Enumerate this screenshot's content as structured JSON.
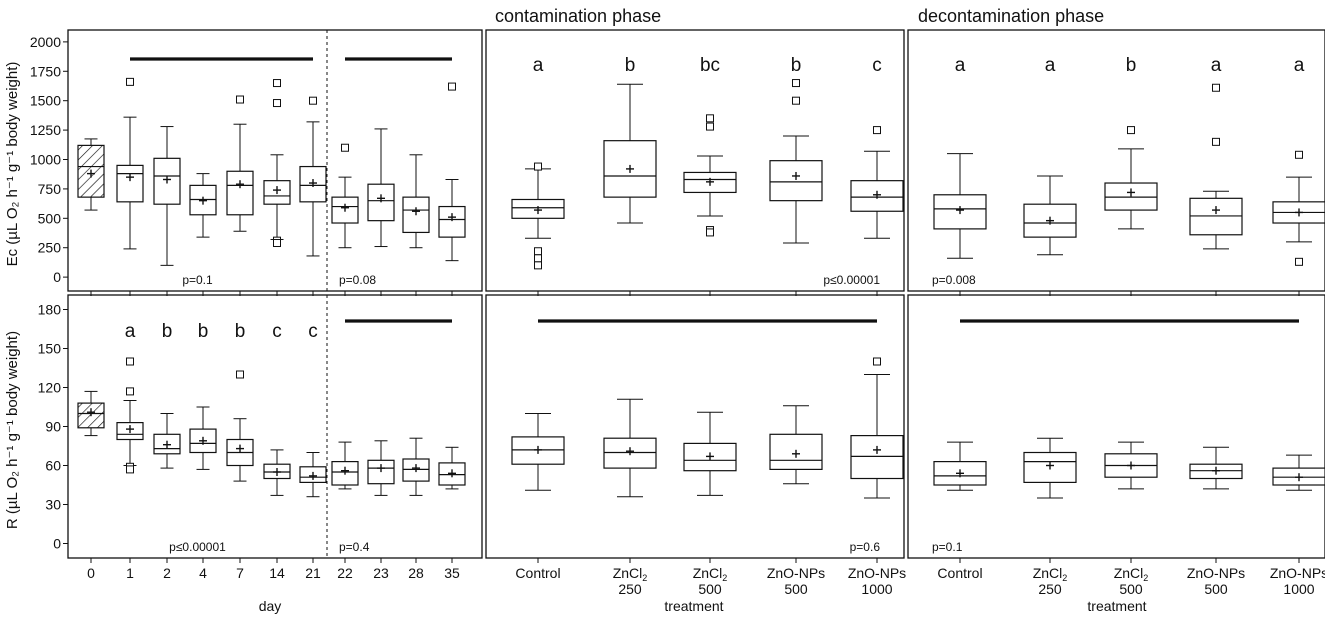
{
  "phase_titles": [
    "contamination phase",
    "decontamination phase"
  ],
  "chart_data": [
    {
      "type": "box",
      "panel": "top-left",
      "ylabel": "Ec (µL O₂ h⁻¹ g⁻¹ body weight)",
      "ylim": [
        0,
        2000
      ],
      "yticks": [
        0,
        250,
        500,
        750,
        1000,
        1250,
        1500,
        1750,
        2000
      ],
      "categories": [
        "0",
        "1",
        "2",
        "4",
        "7",
        "14",
        "21",
        "22",
        "23",
        "28",
        "35"
      ],
      "xlabel": "",
      "p_values": [
        {
          "label": "p=0.1",
          "position": "bottom-left"
        },
        {
          "label": "p=0.08",
          "position": "bottom-right"
        }
      ],
      "significance_bars": [
        [
          1,
          6
        ],
        [
          7,
          10
        ]
      ],
      "letters": [],
      "boxes": [
        {
          "cat": "0",
          "q1": 680,
          "median": 940,
          "q3": 1120,
          "wlo": 570,
          "whi": 1175,
          "mean": 880,
          "outliers": [],
          "hatched": true
        },
        {
          "cat": "1",
          "q1": 640,
          "median": 880,
          "q3": 950,
          "wlo": 240,
          "whi": 1360,
          "mean": 850,
          "outliers": [
            1660
          ]
        },
        {
          "cat": "2",
          "q1": 620,
          "median": 860,
          "q3": 1010,
          "wlo": 100,
          "whi": 1280,
          "mean": 830,
          "outliers": []
        },
        {
          "cat": "4",
          "q1": 530,
          "median": 660,
          "q3": 780,
          "wlo": 340,
          "whi": 880,
          "mean": 650,
          "outliers": []
        },
        {
          "cat": "7",
          "q1": 530,
          "median": 780,
          "q3": 900,
          "wlo": 390,
          "whi": 1300,
          "mean": 790,
          "outliers": [
            1510
          ]
        },
        {
          "cat": "14",
          "q1": 620,
          "median": 690,
          "q3": 820,
          "wlo": 320,
          "whi": 1040,
          "mean": 740,
          "outliers": [
            1650,
            1480,
            310,
            290
          ]
        },
        {
          "cat": "21",
          "q1": 640,
          "median": 780,
          "q3": 940,
          "wlo": 180,
          "whi": 1320,
          "mean": 800,
          "outliers": [
            1500
          ]
        },
        {
          "cat": "22",
          "q1": 460,
          "median": 600,
          "q3": 680,
          "wlo": 250,
          "whi": 850,
          "mean": 590,
          "outliers": [
            1100
          ]
        },
        {
          "cat": "23",
          "q1": 480,
          "median": 650,
          "q3": 790,
          "wlo": 260,
          "whi": 1260,
          "mean": 670,
          "outliers": []
        },
        {
          "cat": "28",
          "q1": 380,
          "median": 570,
          "q3": 680,
          "wlo": 250,
          "whi": 1040,
          "mean": 560,
          "outliers": []
        },
        {
          "cat": "35",
          "q1": 340,
          "median": 490,
          "q3": 600,
          "wlo": 140,
          "whi": 830,
          "mean": 510,
          "outliers": [
            1620
          ]
        }
      ]
    },
    {
      "type": "box",
      "panel": "top-middle",
      "title": "contamination phase",
      "ylim": [
        0,
        2000
      ],
      "categories": [
        [
          "Control"
        ],
        [
          "ZnCl",
          "2",
          "250"
        ],
        [
          "ZnCl",
          "2",
          "500"
        ],
        [
          "ZnO-NPs",
          "",
          "500"
        ],
        [
          "ZnO-NPs",
          "",
          "1000"
        ]
      ],
      "letters": [
        "a",
        "b",
        "bc",
        "b",
        "c"
      ],
      "p_values": [
        {
          "label": "p≤0.00001",
          "position": "bottom-right"
        }
      ],
      "significance_bars": [],
      "boxes": [
        {
          "q1": 500,
          "median": 590,
          "q3": 660,
          "wlo": 330,
          "whi": 920,
          "mean": 570,
          "outliers": [
            940,
            220,
            160,
            100
          ]
        },
        {
          "q1": 680,
          "median": 860,
          "q3": 1160,
          "wlo": 460,
          "whi": 1640,
          "mean": 920,
          "outliers": []
        },
        {
          "q1": 720,
          "median": 830,
          "q3": 890,
          "wlo": 520,
          "whi": 1030,
          "mean": 810,
          "outliers": [
            1350,
            1280,
            400,
            380
          ]
        },
        {
          "q1": 650,
          "median": 810,
          "q3": 990,
          "wlo": 290,
          "whi": 1200,
          "mean": 860,
          "outliers": [
            1650,
            1500
          ]
        },
        {
          "q1": 560,
          "median": 680,
          "q3": 820,
          "wlo": 330,
          "whi": 1070,
          "mean": 700,
          "outliers": [
            1250
          ]
        }
      ]
    },
    {
      "type": "box",
      "panel": "top-right",
      "title": "decontamination phase",
      "ylim": [
        0,
        2000
      ],
      "categories": [
        [
          "Control"
        ],
        [
          "ZnCl",
          "2",
          "250"
        ],
        [
          "ZnCl",
          "2",
          "500"
        ],
        [
          "ZnO-NPs",
          "",
          "500"
        ],
        [
          "ZnO-NPs",
          "",
          "1000"
        ]
      ],
      "letters": [
        "a",
        "a",
        "b",
        "a",
        "a"
      ],
      "p_values": [
        {
          "label": "p=0.008",
          "position": "bottom-left"
        }
      ],
      "significance_bars": [],
      "boxes": [
        {
          "q1": 410,
          "median": 580,
          "q3": 700,
          "wlo": 160,
          "whi": 1050,
          "mean": 570,
          "outliers": []
        },
        {
          "q1": 340,
          "median": 460,
          "q3": 620,
          "wlo": 190,
          "whi": 860,
          "mean": 480,
          "outliers": []
        },
        {
          "q1": 570,
          "median": 680,
          "q3": 800,
          "wlo": 410,
          "whi": 1090,
          "mean": 720,
          "outliers": [
            1250
          ]
        },
        {
          "q1": 360,
          "median": 520,
          "q3": 670,
          "wlo": 240,
          "whi": 730,
          "mean": 570,
          "outliers": [
            1610,
            1150
          ]
        },
        {
          "q1": 460,
          "median": 550,
          "q3": 640,
          "wlo": 300,
          "whi": 850,
          "mean": 550,
          "outliers": [
            1040,
            130
          ]
        }
      ]
    },
    {
      "type": "box",
      "panel": "bottom-left",
      "ylabel": "R (µL O₂ h⁻¹ g⁻¹ body weight)",
      "ylim": [
        0,
        180
      ],
      "yticks": [
        0,
        30,
        60,
        90,
        120,
        150,
        180
      ],
      "categories": [
        "0",
        "1",
        "2",
        "4",
        "7",
        "14",
        "21",
        "22",
        "23",
        "28",
        "35"
      ],
      "xlabel": "day",
      "letters": [
        "",
        "a",
        "b",
        "b",
        "b",
        "c",
        "c",
        "",
        "",
        "",
        ""
      ],
      "p_values": [
        {
          "label": "p≤0.00001",
          "position": "bottom-left"
        },
        {
          "label": "p=0.4",
          "position": "bottom-right"
        }
      ],
      "significance_bars": [
        [
          7,
          10
        ]
      ],
      "boxes": [
        {
          "cat": "0",
          "q1": 89,
          "median": 100,
          "q3": 108,
          "wlo": 83,
          "whi": 117,
          "mean": 101,
          "outliers": [],
          "hatched": true
        },
        {
          "cat": "1",
          "q1": 80,
          "median": 84,
          "q3": 93,
          "wlo": 60,
          "whi": 110,
          "mean": 88,
          "outliers": [
            140,
            117,
            59,
            57
          ]
        },
        {
          "cat": "2",
          "q1": 69,
          "median": 73,
          "q3": 84,
          "wlo": 58,
          "whi": 100,
          "mean": 76,
          "outliers": []
        },
        {
          "cat": "4",
          "q1": 70,
          "median": 77,
          "q3": 88,
          "wlo": 57,
          "whi": 105,
          "mean": 79,
          "outliers": []
        },
        {
          "cat": "7",
          "q1": 60,
          "median": 70,
          "q3": 80,
          "wlo": 48,
          "whi": 96,
          "mean": 73,
          "outliers": [
            130
          ]
        },
        {
          "cat": "14",
          "q1": 50,
          "median": 55,
          "q3": 61,
          "wlo": 37,
          "whi": 72,
          "mean": 55,
          "outliers": []
        },
        {
          "cat": "21",
          "q1": 47,
          "median": 51,
          "q3": 59,
          "wlo": 36,
          "whi": 70,
          "mean": 52,
          "outliers": []
        },
        {
          "cat": "22",
          "q1": 45,
          "median": 55,
          "q3": 63,
          "wlo": 42,
          "whi": 78,
          "mean": 56,
          "outliers": []
        },
        {
          "cat": "23",
          "q1": 46,
          "median": 58,
          "q3": 64,
          "wlo": 37,
          "whi": 79,
          "mean": 58,
          "outliers": []
        },
        {
          "cat": "28",
          "q1": 48,
          "median": 57,
          "q3": 65,
          "wlo": 37,
          "whi": 81,
          "mean": 58,
          "outliers": []
        },
        {
          "cat": "35",
          "q1": 45,
          "median": 53,
          "q3": 62,
          "wlo": 42,
          "whi": 74,
          "mean": 54,
          "outliers": []
        }
      ]
    },
    {
      "type": "box",
      "panel": "bottom-middle",
      "ylim": [
        0,
        180
      ],
      "categories": [
        [
          "Control"
        ],
        [
          "ZnCl",
          "2",
          "250"
        ],
        [
          "ZnCl",
          "2",
          "500"
        ],
        [
          "ZnO-NPs",
          "",
          "500"
        ],
        [
          "ZnO-NPs",
          "",
          "1000"
        ]
      ],
      "xlabel": "treatment",
      "letters": [],
      "p_values": [
        {
          "label": "p=0.6",
          "position": "bottom-right"
        }
      ],
      "significance_bars": [
        [
          0,
          4
        ]
      ],
      "boxes": [
        {
          "q1": 61,
          "median": 72,
          "q3": 82,
          "wlo": 41,
          "whi": 100,
          "mean": 72,
          "outliers": []
        },
        {
          "q1": 58,
          "median": 70,
          "q3": 81,
          "wlo": 36,
          "whi": 111,
          "mean": 71,
          "outliers": []
        },
        {
          "q1": 56,
          "median": 64,
          "q3": 77,
          "wlo": 37,
          "whi": 101,
          "mean": 67,
          "outliers": []
        },
        {
          "q1": 57,
          "median": 64,
          "q3": 84,
          "wlo": 46,
          "whi": 106,
          "mean": 69,
          "outliers": []
        },
        {
          "q1": 50,
          "median": 67,
          "q3": 83,
          "wlo": 35,
          "whi": 130,
          "mean": 72,
          "outliers": [
            140
          ]
        }
      ]
    },
    {
      "type": "box",
      "panel": "bottom-right",
      "ylim": [
        0,
        180
      ],
      "categories": [
        [
          "Control"
        ],
        [
          "ZnCl",
          "2",
          "250"
        ],
        [
          "ZnCl",
          "2",
          "500"
        ],
        [
          "ZnO-NPs",
          "",
          "500"
        ],
        [
          "ZnO-NPs",
          "",
          "1000"
        ]
      ],
      "xlabel": "treatment",
      "letters": [],
      "p_values": [
        {
          "label": "p=0.1",
          "position": "bottom-left"
        }
      ],
      "significance_bars": [
        [
          0,
          4
        ]
      ],
      "boxes": [
        {
          "q1": 45,
          "median": 52,
          "q3": 63,
          "wlo": 41,
          "whi": 78,
          "mean": 54,
          "outliers": []
        },
        {
          "q1": 47,
          "median": 63,
          "q3": 70,
          "wlo": 35,
          "whi": 81,
          "mean": 60,
          "outliers": []
        },
        {
          "q1": 51,
          "median": 60,
          "q3": 69,
          "wlo": 42,
          "whi": 78,
          "mean": 60,
          "outliers": []
        },
        {
          "q1": 50,
          "median": 56,
          "q3": 61,
          "wlo": 42,
          "whi": 74,
          "mean": 56,
          "outliers": []
        },
        {
          "q1": 45,
          "median": 51,
          "q3": 58,
          "wlo": 41,
          "whi": 68,
          "mean": 51,
          "outliers": []
        }
      ]
    }
  ]
}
....
[Written problem] Of the lines in the material, how many hold the word "panel"? Reply with the number only.

[Correct answer] 6